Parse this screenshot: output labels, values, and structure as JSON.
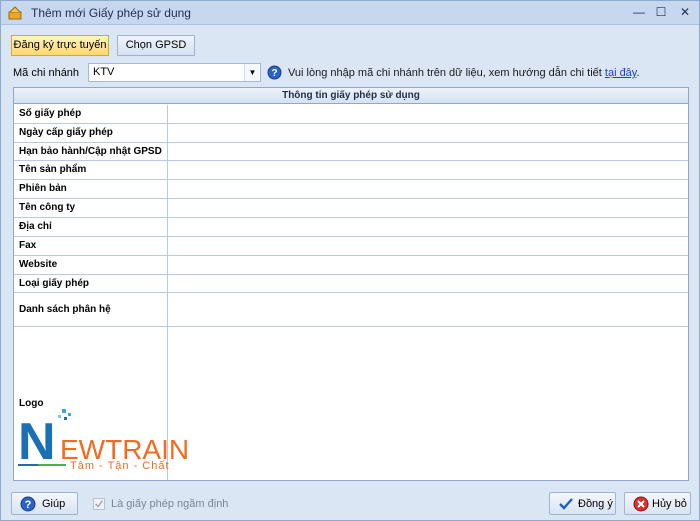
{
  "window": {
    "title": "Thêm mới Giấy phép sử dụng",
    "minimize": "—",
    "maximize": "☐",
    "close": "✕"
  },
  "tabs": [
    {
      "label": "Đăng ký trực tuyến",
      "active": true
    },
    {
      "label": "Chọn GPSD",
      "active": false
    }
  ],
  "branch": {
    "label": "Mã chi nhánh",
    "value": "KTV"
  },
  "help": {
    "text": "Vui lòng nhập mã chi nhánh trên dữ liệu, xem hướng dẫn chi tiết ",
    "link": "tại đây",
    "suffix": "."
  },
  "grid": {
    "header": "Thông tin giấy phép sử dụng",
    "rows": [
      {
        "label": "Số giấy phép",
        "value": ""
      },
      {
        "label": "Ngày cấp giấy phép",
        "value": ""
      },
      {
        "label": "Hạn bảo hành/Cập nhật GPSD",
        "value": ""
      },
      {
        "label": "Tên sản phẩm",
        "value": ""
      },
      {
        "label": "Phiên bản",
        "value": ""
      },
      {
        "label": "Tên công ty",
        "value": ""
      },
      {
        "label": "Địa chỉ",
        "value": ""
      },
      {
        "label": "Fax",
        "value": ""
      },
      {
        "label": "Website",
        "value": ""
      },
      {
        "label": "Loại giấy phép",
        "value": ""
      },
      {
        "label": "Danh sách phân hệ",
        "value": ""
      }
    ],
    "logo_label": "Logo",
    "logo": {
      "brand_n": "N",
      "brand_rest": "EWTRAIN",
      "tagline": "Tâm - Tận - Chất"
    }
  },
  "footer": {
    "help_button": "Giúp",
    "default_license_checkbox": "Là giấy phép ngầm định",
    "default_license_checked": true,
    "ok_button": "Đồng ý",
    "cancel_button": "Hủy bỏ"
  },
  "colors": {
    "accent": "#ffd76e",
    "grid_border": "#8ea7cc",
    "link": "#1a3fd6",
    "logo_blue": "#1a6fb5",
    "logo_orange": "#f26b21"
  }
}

..............................

■ **Stated exercise**
Every record above must be given again exactly; drop the pictures.

■ **Solution for this task**
Parse this screenshot: output labels, values, and structure as JSON.
{
  "window": {
    "title": "Thêm mới Giấy phép sử dụng",
    "minimize": "—",
    "maximize": "☐",
    "close": "✕"
  },
  "tabs": [
    {
      "label": "Đăng ký trực tuyến",
      "active": true
    },
    {
      "label": "Chọn GPSD",
      "active": false
    }
  ],
  "branch": {
    "label": "Mã chi nhánh",
    "value": "KTV"
  },
  "help": {
    "text": "Vui lòng nhập mã chi nhánh trên dữ liệu, xem hướng dẫn chi tiết ",
    "link": "tại đây",
    "suffix": "."
  },
  "grid": {
    "header": "Thông tin giấy phép sử dụng",
    "rows": [
      {
        "label": "Số giấy phép",
        "value": ""
      },
      {
        "label": "Ngày cấp giấy phép",
        "value": ""
      },
      {
        "label": "Hạn bảo hành/Cập nhật GPSD",
        "value": ""
      },
      {
        "label": "Tên sản phẩm",
        "value": ""
      },
      {
        "label": "Phiên bản",
        "value": ""
      },
      {
        "label": "Tên công ty",
        "value": ""
      },
      {
        "label": "Địa chỉ",
        "value": ""
      },
      {
        "label": "Fax",
        "value": ""
      },
      {
        "label": "Website",
        "value": ""
      },
      {
        "label": "Loại giấy phép",
        "value": ""
      },
      {
        "label": "Danh sách phân hệ",
        "value": ""
      }
    ],
    "logo_label": "Logo",
    "logo": {
      "brand_n": "N",
      "brand_rest": "EWTRAIN",
      "tagline": "Tâm - Tận - Chất"
    }
  },
  "footer": {
    "help_button": "Giúp",
    "default_license_checkbox": "Là giấy phép ngầm định",
    "default_license_checked": true,
    "ok_button": "Đồng ý",
    "cancel_button": "Hủy bỏ"
  },
  "colors": {
    "accent": "#ffd76e",
    "grid_border": "#8ea7cc",
    "link": "#1a3fd6",
    "logo_blue": "#1a6fb5",
    "logo_orange": "#f26b21"
  }
}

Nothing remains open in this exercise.